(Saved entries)
══════

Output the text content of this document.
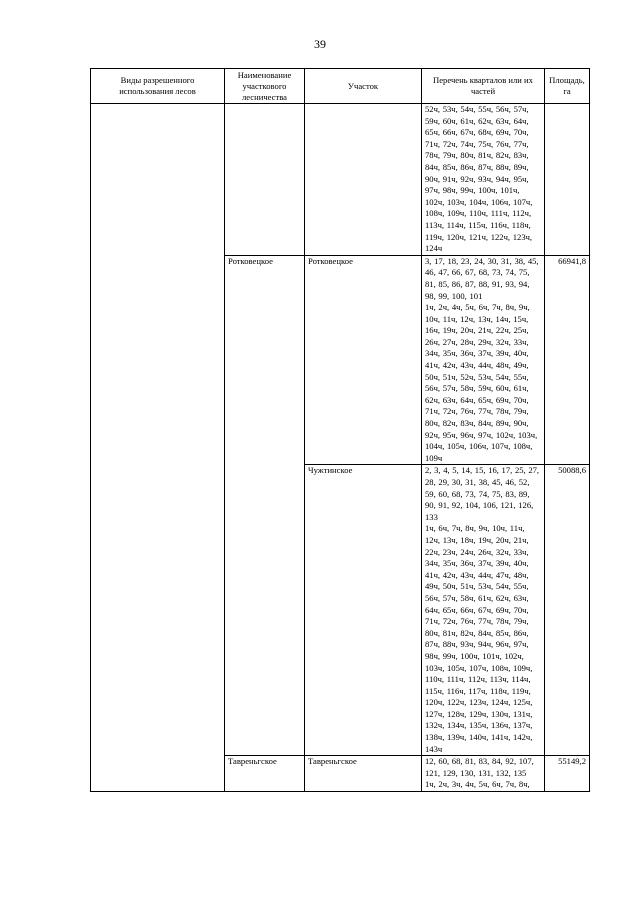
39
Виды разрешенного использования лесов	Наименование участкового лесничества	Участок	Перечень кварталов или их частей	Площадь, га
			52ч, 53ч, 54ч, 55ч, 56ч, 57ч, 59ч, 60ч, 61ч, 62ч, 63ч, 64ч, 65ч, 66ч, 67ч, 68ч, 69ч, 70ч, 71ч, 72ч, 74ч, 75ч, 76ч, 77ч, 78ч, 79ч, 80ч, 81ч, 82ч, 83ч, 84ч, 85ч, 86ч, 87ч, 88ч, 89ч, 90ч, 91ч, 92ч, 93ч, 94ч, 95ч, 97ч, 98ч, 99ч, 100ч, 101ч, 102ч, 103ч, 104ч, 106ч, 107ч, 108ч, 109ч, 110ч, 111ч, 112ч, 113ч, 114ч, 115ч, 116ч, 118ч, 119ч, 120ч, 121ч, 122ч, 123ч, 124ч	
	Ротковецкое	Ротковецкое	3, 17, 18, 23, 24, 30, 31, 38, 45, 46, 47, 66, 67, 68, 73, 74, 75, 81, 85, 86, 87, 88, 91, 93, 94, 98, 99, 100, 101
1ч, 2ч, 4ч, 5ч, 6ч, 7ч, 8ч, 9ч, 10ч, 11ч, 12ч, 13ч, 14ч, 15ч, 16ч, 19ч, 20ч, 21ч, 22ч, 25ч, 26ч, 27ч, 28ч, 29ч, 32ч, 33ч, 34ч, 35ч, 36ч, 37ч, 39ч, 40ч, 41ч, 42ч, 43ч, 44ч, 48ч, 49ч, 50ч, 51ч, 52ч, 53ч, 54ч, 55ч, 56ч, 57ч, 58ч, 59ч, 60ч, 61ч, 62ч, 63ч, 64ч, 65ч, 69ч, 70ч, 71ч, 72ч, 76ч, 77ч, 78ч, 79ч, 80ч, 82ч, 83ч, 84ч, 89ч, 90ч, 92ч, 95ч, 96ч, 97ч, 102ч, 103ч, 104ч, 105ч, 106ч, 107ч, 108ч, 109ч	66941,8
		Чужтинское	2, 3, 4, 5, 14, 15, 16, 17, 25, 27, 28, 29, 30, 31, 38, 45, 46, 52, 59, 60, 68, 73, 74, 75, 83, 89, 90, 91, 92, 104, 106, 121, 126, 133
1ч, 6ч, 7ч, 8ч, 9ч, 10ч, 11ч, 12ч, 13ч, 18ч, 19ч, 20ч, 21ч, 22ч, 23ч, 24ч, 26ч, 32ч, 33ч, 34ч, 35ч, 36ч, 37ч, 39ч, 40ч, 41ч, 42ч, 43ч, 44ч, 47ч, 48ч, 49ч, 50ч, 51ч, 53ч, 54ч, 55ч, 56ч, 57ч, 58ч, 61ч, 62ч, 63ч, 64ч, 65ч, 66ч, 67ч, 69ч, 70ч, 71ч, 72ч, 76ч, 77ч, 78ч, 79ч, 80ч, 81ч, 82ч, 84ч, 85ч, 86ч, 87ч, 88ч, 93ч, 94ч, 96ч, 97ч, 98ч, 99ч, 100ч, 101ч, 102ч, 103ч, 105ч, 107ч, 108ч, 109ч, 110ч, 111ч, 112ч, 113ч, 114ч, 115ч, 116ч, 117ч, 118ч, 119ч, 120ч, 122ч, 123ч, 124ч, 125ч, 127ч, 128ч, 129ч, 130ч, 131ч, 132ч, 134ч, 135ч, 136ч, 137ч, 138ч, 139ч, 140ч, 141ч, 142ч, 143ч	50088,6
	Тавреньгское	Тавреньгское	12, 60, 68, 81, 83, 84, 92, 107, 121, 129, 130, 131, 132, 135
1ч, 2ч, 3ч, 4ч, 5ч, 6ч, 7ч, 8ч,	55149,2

══════

### [REQUIRED TASK]
Reproduce all of the entries word for word, skipping any pictures they hold.

### [RESULT OF THIS TASK]
Output the text content of this document.
39
Виды разрешенного использования лесов	Наименование участкового лесничества	Участок	Перечень кварталов или их частей	Площадь, га
			52ч, 53ч, 54ч, 55ч, 56ч, 57ч, 59ч, 60ч, 61ч, 62ч, 63ч, 64ч, 65ч, 66ч, 67ч, 68ч, 69ч, 70ч, 71ч, 72ч, 74ч, 75ч, 76ч, 77ч, 78ч, 79ч, 80ч, 81ч, 82ч, 83ч, 84ч, 85ч, 86ч, 87ч, 88ч, 89ч, 90ч, 91ч, 92ч, 93ч, 94ч, 95ч, 97ч, 98ч, 99ч, 100ч, 101ч, 102ч, 103ч, 104ч, 106ч, 107ч, 108ч, 109ч, 110ч, 111ч, 112ч, 113ч, 114ч, 115ч, 116ч, 118ч, 119ч, 120ч, 121ч, 122ч, 123ч, 124ч	
	Ротковецкое	Ротковецкое	3, 17, 18, 23, 24, 30, 31, 38, 45, 46, 47, 66, 67, 68, 73, 74, 75, 81, 85, 86, 87, 88, 91, 93, 94, 98, 99, 100, 101
1ч, 2ч, 4ч, 5ч, 6ч, 7ч, 8ч, 9ч, 10ч, 11ч, 12ч, 13ч, 14ч, 15ч, 16ч, 19ч, 20ч, 21ч, 22ч, 25ч, 26ч, 27ч, 28ч, 29ч, 32ч, 33ч, 34ч, 35ч, 36ч, 37ч, 39ч, 40ч, 41ч, 42ч, 43ч, 44ч, 48ч, 49ч, 50ч, 51ч, 52ч, 53ч, 54ч, 55ч, 56ч, 57ч, 58ч, 59ч, 60ч, 61ч, 62ч, 63ч, 64ч, 65ч, 69ч, 70ч, 71ч, 72ч, 76ч, 77ч, 78ч, 79ч, 80ч, 82ч, 83ч, 84ч, 89ч, 90ч, 92ч, 95ч, 96ч, 97ч, 102ч, 103ч, 104ч, 105ч, 106ч, 107ч, 108ч, 109ч	66941,8
		Чужтинское	2, 3, 4, 5, 14, 15, 16, 17, 25, 27, 28, 29, 30, 31, 38, 45, 46, 52, 59, 60, 68, 73, 74, 75, 83, 89, 90, 91, 92, 104, 106, 121, 126, 133
1ч, 6ч, 7ч, 8ч, 9ч, 10ч, 11ч, 12ч, 13ч, 18ч, 19ч, 20ч, 21ч, 22ч, 23ч, 24ч, 26ч, 32ч, 33ч, 34ч, 35ч, 36ч, 37ч, 39ч, 40ч, 41ч, 42ч, 43ч, 44ч, 47ч, 48ч, 49ч, 50ч, 51ч, 53ч, 54ч, 55ч, 56ч, 57ч, 58ч, 61ч, 62ч, 63ч, 64ч, 65ч, 66ч, 67ч, 69ч, 70ч, 71ч, 72ч, 76ч, 77ч, 78ч, 79ч, 80ч, 81ч, 82ч, 84ч, 85ч, 86ч, 87ч, 88ч, 93ч, 94ч, 96ч, 97ч, 98ч, 99ч, 100ч, 101ч, 102ч, 103ч, 105ч, 107ч, 108ч, 109ч, 110ч, 111ч, 112ч, 113ч, 114ч, 115ч, 116ч, 117ч, 118ч, 119ч, 120ч, 122ч, 123ч, 124ч, 125ч, 127ч, 128ч, 129ч, 130ч, 131ч, 132ч, 134ч, 135ч, 136ч, 137ч, 138ч, 139ч, 140ч, 141ч, 142ч, 143ч	50088,6
	Тавреньгское	Тавреньгское	12, 60, 68, 81, 83, 84, 92, 107, 121, 129, 130, 131, 132, 135
1ч, 2ч, 3ч, 4ч, 5ч, 6ч, 7ч, 8ч,	55149,2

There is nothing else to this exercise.